List each line of the data that holds the string "简单公司借款合同范本", please.

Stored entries

··········

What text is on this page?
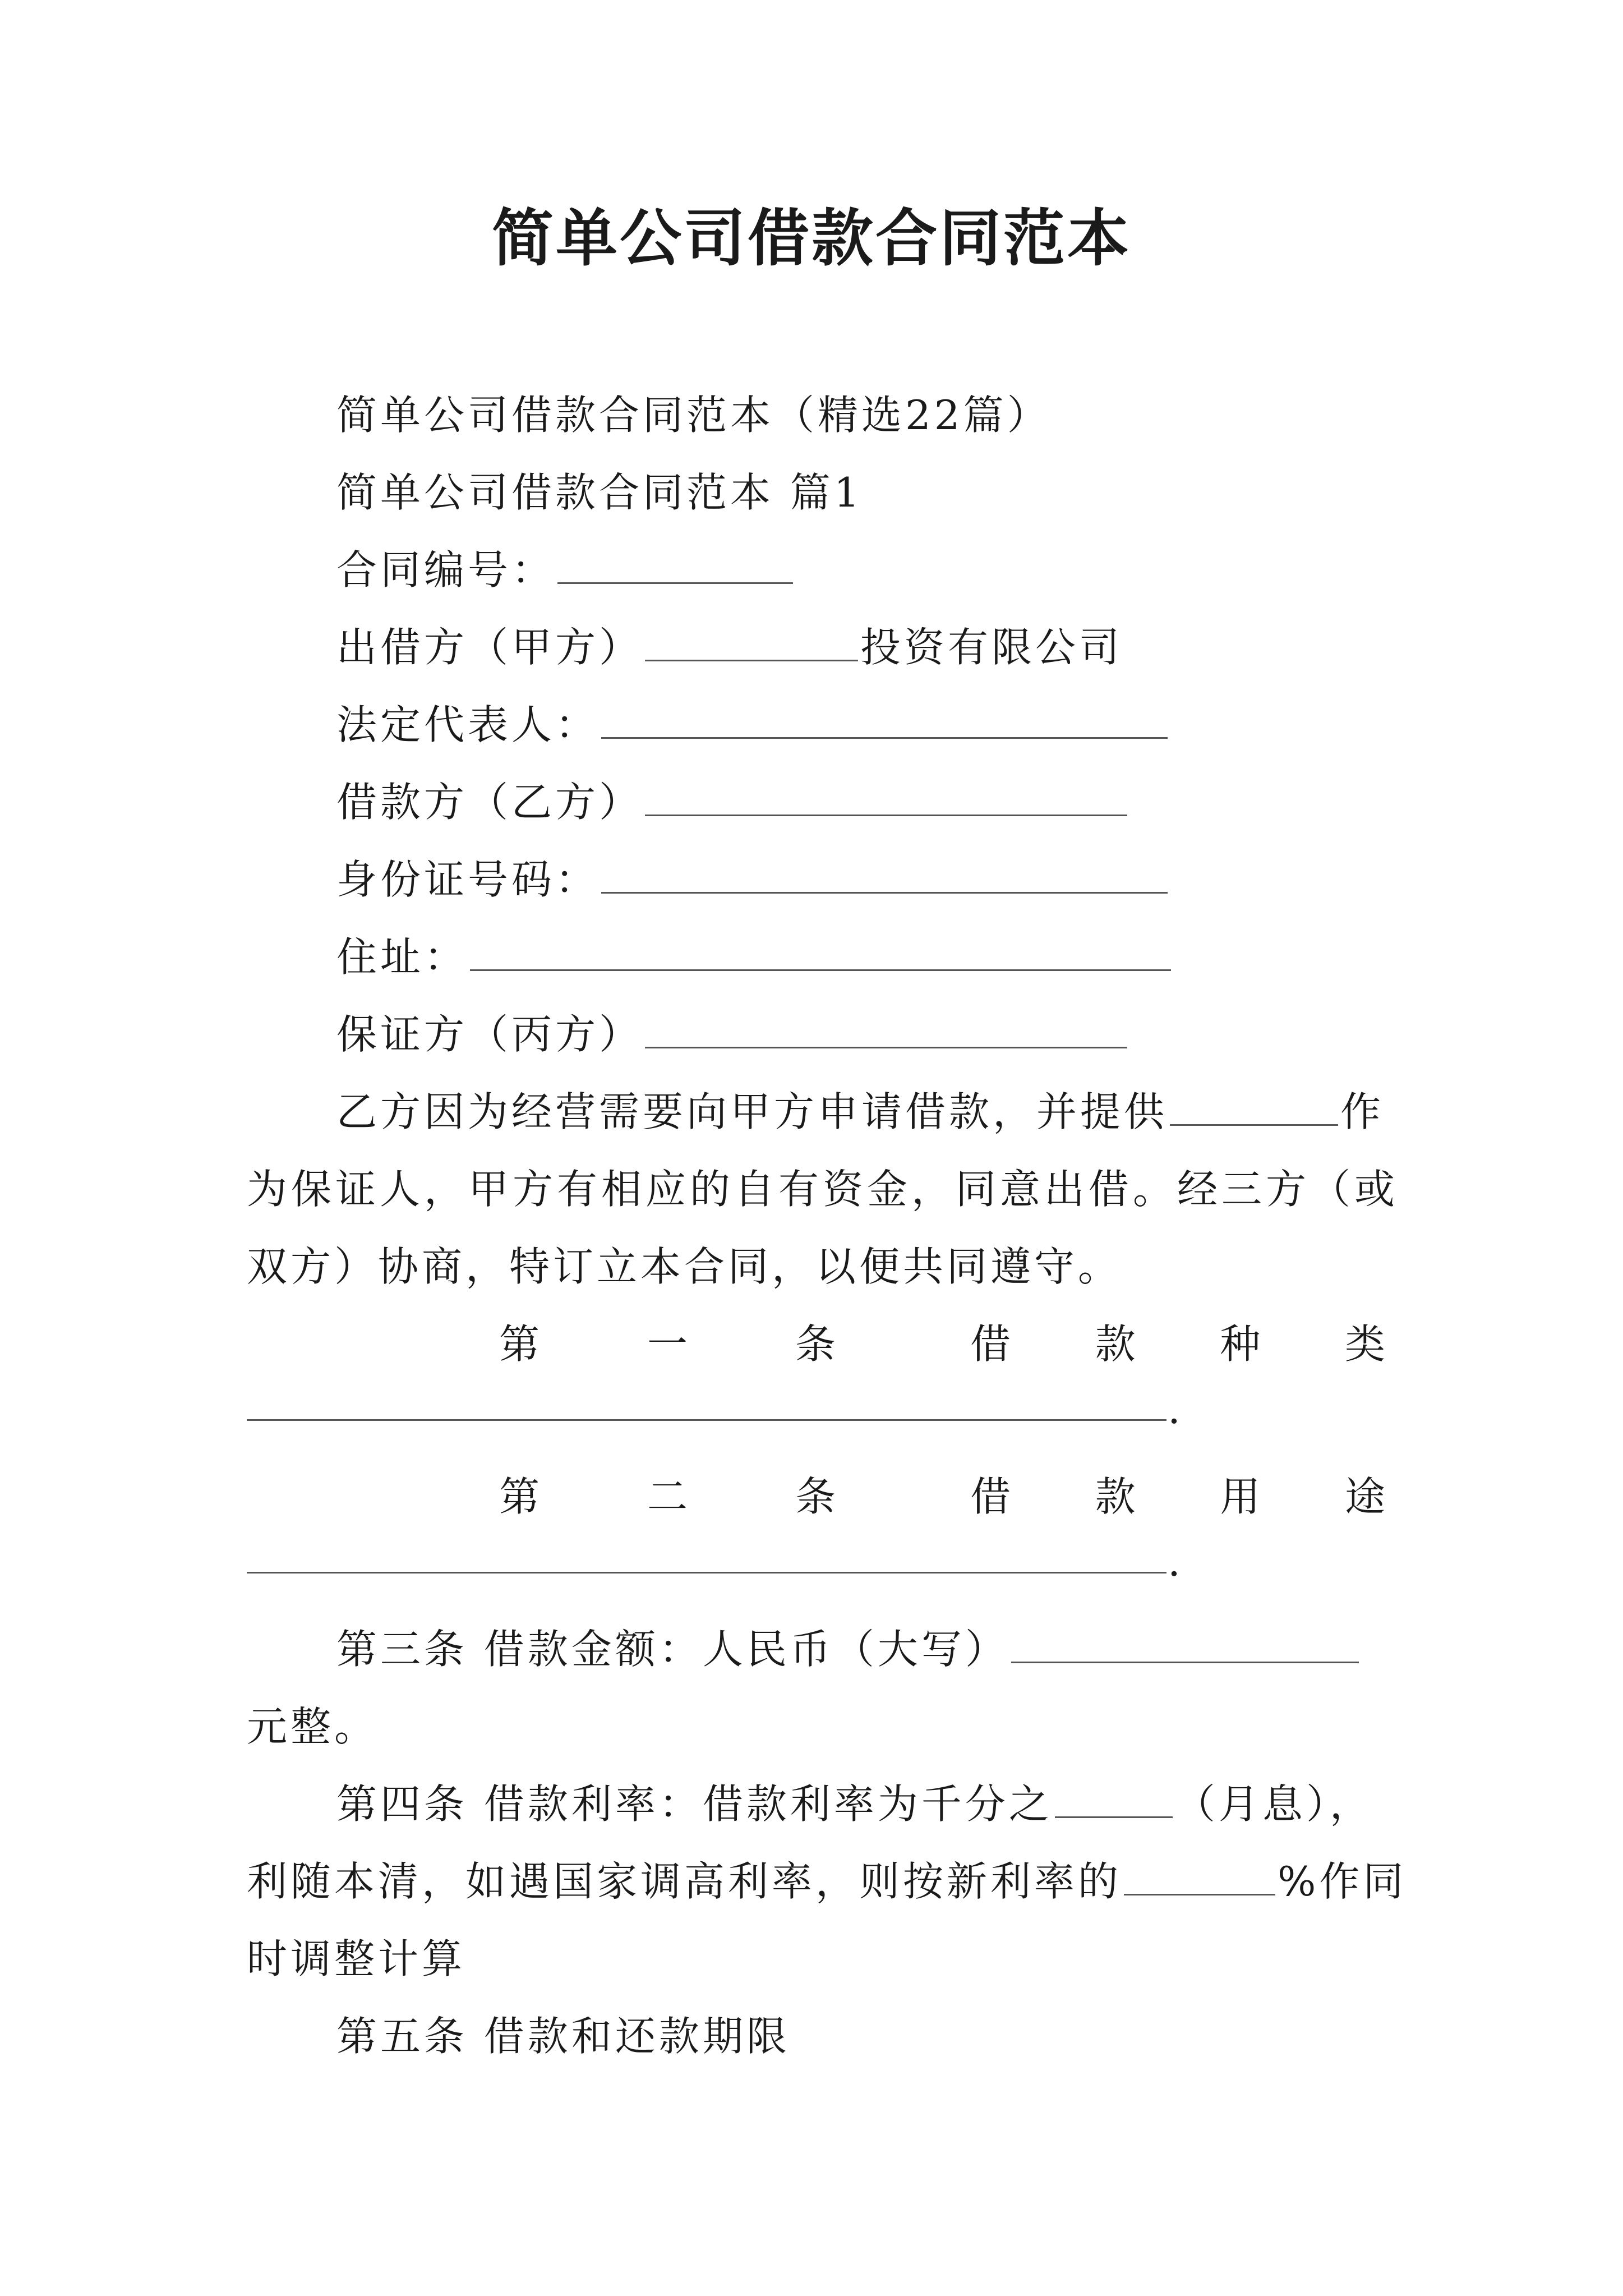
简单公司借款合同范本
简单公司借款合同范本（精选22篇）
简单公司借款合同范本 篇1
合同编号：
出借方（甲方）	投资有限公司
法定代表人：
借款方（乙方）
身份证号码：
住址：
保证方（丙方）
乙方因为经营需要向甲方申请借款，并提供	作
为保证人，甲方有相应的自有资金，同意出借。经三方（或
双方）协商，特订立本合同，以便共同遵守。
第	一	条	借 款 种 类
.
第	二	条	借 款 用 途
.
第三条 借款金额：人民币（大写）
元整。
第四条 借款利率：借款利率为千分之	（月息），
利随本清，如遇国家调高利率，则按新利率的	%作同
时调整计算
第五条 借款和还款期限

··········

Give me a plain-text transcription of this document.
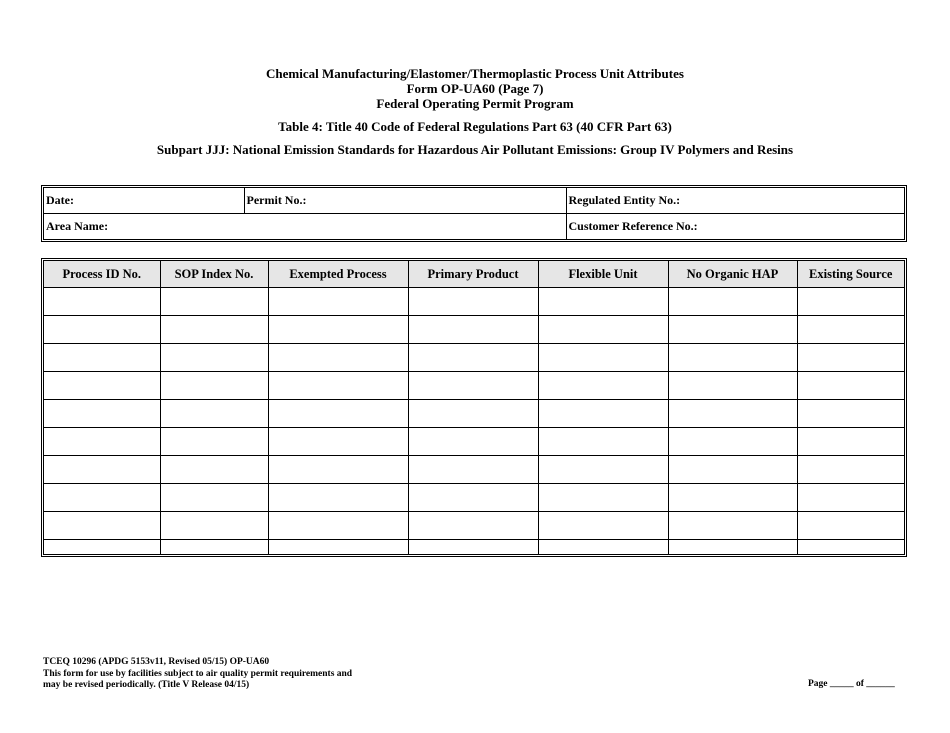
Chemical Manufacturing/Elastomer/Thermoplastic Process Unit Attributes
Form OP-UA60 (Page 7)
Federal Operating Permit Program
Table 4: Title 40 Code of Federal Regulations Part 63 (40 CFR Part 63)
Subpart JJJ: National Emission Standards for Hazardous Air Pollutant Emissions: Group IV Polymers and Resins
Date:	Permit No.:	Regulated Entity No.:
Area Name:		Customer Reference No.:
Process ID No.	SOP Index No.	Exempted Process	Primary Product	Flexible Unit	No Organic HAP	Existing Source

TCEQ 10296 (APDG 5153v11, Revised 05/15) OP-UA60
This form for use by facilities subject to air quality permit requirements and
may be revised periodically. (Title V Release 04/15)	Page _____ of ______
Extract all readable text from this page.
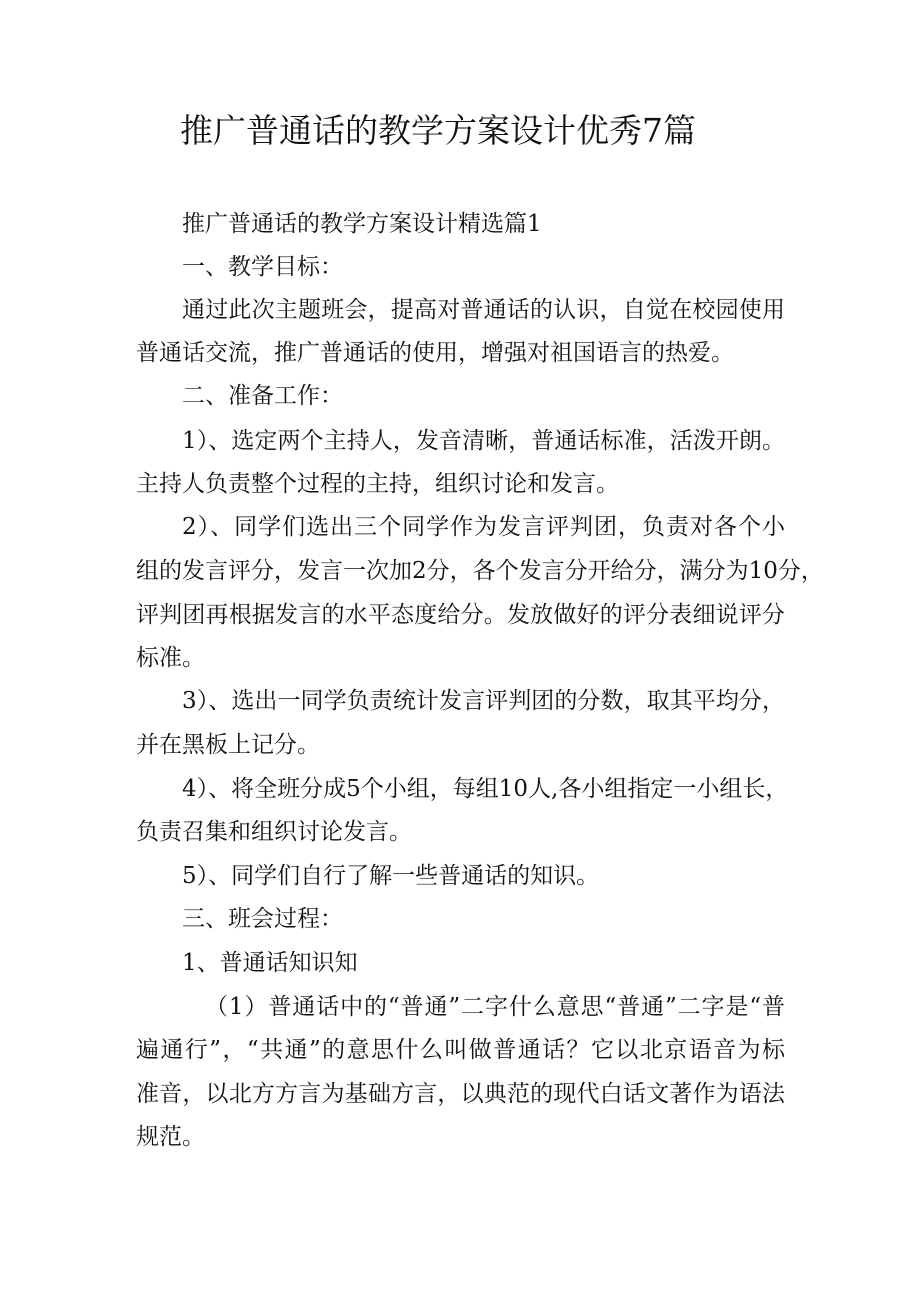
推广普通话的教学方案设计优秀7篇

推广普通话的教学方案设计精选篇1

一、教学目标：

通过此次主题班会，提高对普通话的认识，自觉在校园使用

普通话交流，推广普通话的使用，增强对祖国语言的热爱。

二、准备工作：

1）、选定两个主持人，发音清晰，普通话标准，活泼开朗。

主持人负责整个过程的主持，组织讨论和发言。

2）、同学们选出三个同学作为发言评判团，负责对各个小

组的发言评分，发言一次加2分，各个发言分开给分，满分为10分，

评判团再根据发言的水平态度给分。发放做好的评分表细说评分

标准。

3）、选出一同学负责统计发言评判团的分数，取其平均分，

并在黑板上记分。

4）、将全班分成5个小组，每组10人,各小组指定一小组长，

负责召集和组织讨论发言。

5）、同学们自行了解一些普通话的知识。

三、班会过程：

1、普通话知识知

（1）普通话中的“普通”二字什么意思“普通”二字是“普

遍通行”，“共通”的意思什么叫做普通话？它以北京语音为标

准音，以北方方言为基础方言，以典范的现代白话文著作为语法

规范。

··········

* Exercise solution
简单公司借款合同范本
简单公司借款合同范本（精选22篇）
简单公司借款合同范本 篇1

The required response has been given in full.